__Excerpted data__:
----

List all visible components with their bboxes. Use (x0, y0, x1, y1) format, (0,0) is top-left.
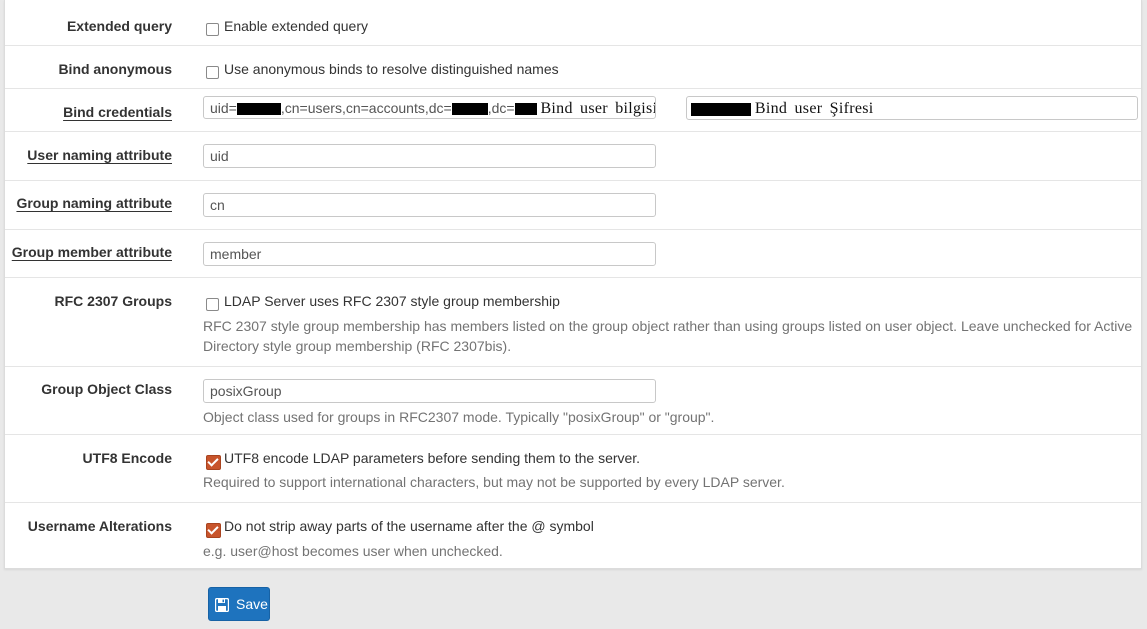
bind-anonymous-label: Bind anonymous (58, 61, 172, 77)
row-bind-credentials: Bind credentials uid= ,cn=users,cn=accoun… (5, 89, 1141, 132)
group-object-class-help: Object class used for groups in RFC2307 … (203, 409, 715, 425)
row-group-naming-attribute: Group naming attribute cn (5, 181, 1141, 230)
bind-user-seg2: ,dc= (487, 100, 515, 116)
group-naming-attribute-input[interactable]: cn (203, 193, 656, 217)
floppy-disk-icon (215, 598, 229, 612)
redaction-block (451, 103, 488, 116)
redaction-block (514, 103, 537, 116)
save-button[interactable]: Save (208, 587, 270, 621)
bind-password-input[interactable]: Bind user Şifresi (686, 96, 1138, 120)
row-group-member-attribute: Group member attribute member (5, 230, 1141, 278)
rfc2307-groups-label: RFC 2307 Groups (54, 293, 172, 309)
extended-query-checkbox-text: Enable extended query (224, 18, 368, 34)
save-button-label: Save (236, 596, 268, 612)
utf8-encode-label: UTF8 Encode (82, 450, 172, 466)
bind-user-input[interactable]: uid= ,cn=users,cn=accounts,dc= ,dc= Bind u… (203, 96, 656, 119)
ldap-settings-panel: Extended query Enable extended query Bin… (4, 0, 1142, 569)
username-alterations-label: Username Alterations (27, 518, 172, 534)
group-member-attribute-input[interactable]: member (203, 242, 656, 266)
user-naming-attribute-label: User naming attribute (27, 147, 172, 163)
row-bind-anonymous: Bind anonymous Use anonymous binds to re… (5, 46, 1141, 89)
redaction-block (236, 103, 281, 116)
bind-anonymous-checkbox-text: Use anonymous binds to resolve distingui… (224, 61, 559, 77)
username-alterations-checkbox-text: Do not strip away parts of the username … (224, 518, 594, 534)
bind-user-prefix: uid= (210, 100, 237, 116)
username-alterations-checkbox[interactable] (206, 523, 221, 538)
row-user-naming-attribute: User naming attribute uid (5, 132, 1141, 181)
group-member-attribute-label: Group member attribute (11, 244, 172, 260)
utf8-encode-checkbox-text: UTF8 encode LDAP parameters before sendi… (224, 450, 641, 466)
bind-anonymous-checkbox[interactable] (206, 66, 219, 79)
username-alterations-help: e.g. user@host becomes user when uncheck… (203, 543, 503, 559)
extended-query-checkbox[interactable] (206, 23, 219, 36)
utf8-encode-checkbox[interactable] (206, 455, 221, 470)
utf8-encode-help: Required to support international charac… (203, 474, 785, 490)
row-utf8-encode: UTF8 Encode UTF8 encode LDAP parameters … (5, 435, 1141, 503)
rfc2307-groups-help: RFC 2307 style group membership has memb… (203, 318, 1133, 354)
user-naming-attribute-input[interactable]: uid (203, 144, 656, 168)
group-naming-attribute-label: Group naming attribute (16, 195, 172, 211)
group-object-class-input[interactable]: posixGroup (203, 379, 656, 403)
bind-user-seg1: ,cn=users,cn=accounts,dc= (280, 100, 452, 116)
row-extended-query: Extended query Enable extended query (5, 0, 1141, 46)
group-object-class-label: Group Object Class (41, 381, 172, 397)
row-rfc2307-groups: RFC 2307 Groups LDAP Server uses RFC 230… (5, 278, 1141, 367)
redaction-block (691, 102, 751, 116)
extended-query-label: Extended query (66, 18, 172, 34)
rfc2307-groups-checkbox-text: LDAP Server uses RFC 2307 style group me… (224, 293, 560, 309)
bind-password-annotation: Bind user Şifresi (754, 100, 874, 117)
bind-credentials-label: Bind credentials (63, 104, 172, 120)
bind-user-annotation: Bind user bilgisi (540, 100, 656, 117)
row-username-alterations: Username Alterations Do not strip away p… (5, 503, 1141, 569)
rfc2307-groups-checkbox[interactable] (206, 298, 219, 311)
row-group-object-class: Group Object Class posixGroup Object cla… (5, 367, 1141, 435)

----

__What to produce__:
Copy the records above line for line, leaving out the pictures.

__Worked answer__:
List all visible components with their bboxes. Use (x0, y0, x1, y1) format, (0,0) is top-left.
bind-anonymous-label: Bind anonymous (58, 61, 172, 77)
row-bind-credentials: Bind credentials uid= ,cn=users,cn=accoun… (5, 89, 1141, 132)
group-object-class-help: Object class used for groups in RFC2307 … (203, 409, 715, 425)
row-group-naming-attribute: Group naming attribute cn (5, 181, 1141, 230)
bind-user-seg2: ,dc= (487, 100, 515, 116)
group-naming-attribute-input[interactable]: cn (203, 193, 656, 217)
floppy-disk-icon (215, 598, 229, 612)
redaction-block (451, 103, 488, 116)
redaction-block (514, 103, 537, 116)
save-button[interactable]: Save (208, 587, 270, 621)
bind-password-input[interactable]: Bind user Şifresi (686, 96, 1138, 120)
row-group-member-attribute: Group member attribute member (5, 230, 1141, 278)
rfc2307-groups-label: RFC 2307 Groups (54, 293, 172, 309)
extended-query-checkbox-text: Enable extended query (224, 18, 368, 34)
save-button-label: Save (236, 596, 268, 612)
utf8-encode-label: UTF8 Encode (82, 450, 172, 466)
bind-user-input[interactable]: uid= ,cn=users,cn=accounts,dc= ,dc= Bind u… (203, 96, 656, 119)
ldap-settings-panel: Extended query Enable extended query Bin… (4, 0, 1142, 569)
username-alterations-label: Username Alterations (27, 518, 172, 534)
group-member-attribute-input[interactable]: member (203, 242, 656, 266)
user-naming-attribute-label: User naming attribute (27, 147, 172, 163)
row-bind-anonymous: Bind anonymous Use anonymous binds to re… (5, 46, 1141, 89)
redaction-block (236, 103, 281, 116)
bind-anonymous-checkbox-text: Use anonymous binds to resolve distingui… (224, 61, 559, 77)
username-alterations-checkbox-text: Do not strip away parts of the username … (224, 518, 594, 534)
bind-user-prefix: uid= (210, 100, 237, 116)
username-alterations-checkbox[interactable] (206, 523, 221, 538)
row-user-naming-attribute: User naming attribute uid (5, 132, 1141, 181)
group-member-attribute-label: Group member attribute (11, 244, 172, 260)
utf8-encode-checkbox-text: UTF8 encode LDAP parameters before sendi… (224, 450, 641, 466)
bind-anonymous-checkbox[interactable] (206, 66, 219, 79)
username-alterations-help: e.g. user@host becomes user when uncheck… (203, 543, 503, 559)
extended-query-checkbox[interactable] (206, 23, 219, 36)
utf8-encode-checkbox[interactable] (206, 455, 221, 470)
utf8-encode-help: Required to support international charac… (203, 474, 785, 490)
row-utf8-encode: UTF8 Encode UTF8 encode LDAP parameters … (5, 435, 1141, 503)
rfc2307-groups-help: RFC 2307 style group membership has memb… (203, 318, 1133, 354)
user-naming-attribute-input[interactable]: uid (203, 144, 656, 168)
group-naming-attribute-label: Group naming attribute (16, 195, 172, 211)
group-object-class-input[interactable]: posixGroup (203, 379, 656, 403)
bind-user-seg1: ,cn=users,cn=accounts,dc= (280, 100, 452, 116)
row-extended-query: Extended query Enable extended query (5, 0, 1141, 46)
group-object-class-label: Group Object Class (41, 381, 172, 397)
row-rfc2307-groups: RFC 2307 Groups LDAP Server uses RFC 230… (5, 278, 1141, 367)
redaction-block (691, 102, 751, 116)
extended-query-label: Extended query (66, 18, 172, 34)
rfc2307-groups-checkbox-text: LDAP Server uses RFC 2307 style group me… (224, 293, 560, 309)
bind-password-annotation: Bind user Şifresi (754, 100, 874, 117)
bind-credentials-label: Bind credentials (63, 104, 172, 120)
bind-user-annotation: Bind user bilgisi (540, 100, 656, 117)
row-username-alterations: Username Alterations Do not strip away p… (5, 503, 1141, 569)
rfc2307-groups-checkbox[interactable] (206, 298, 219, 311)
row-group-object-class: Group Object Class posixGroup Object cla… (5, 367, 1141, 435)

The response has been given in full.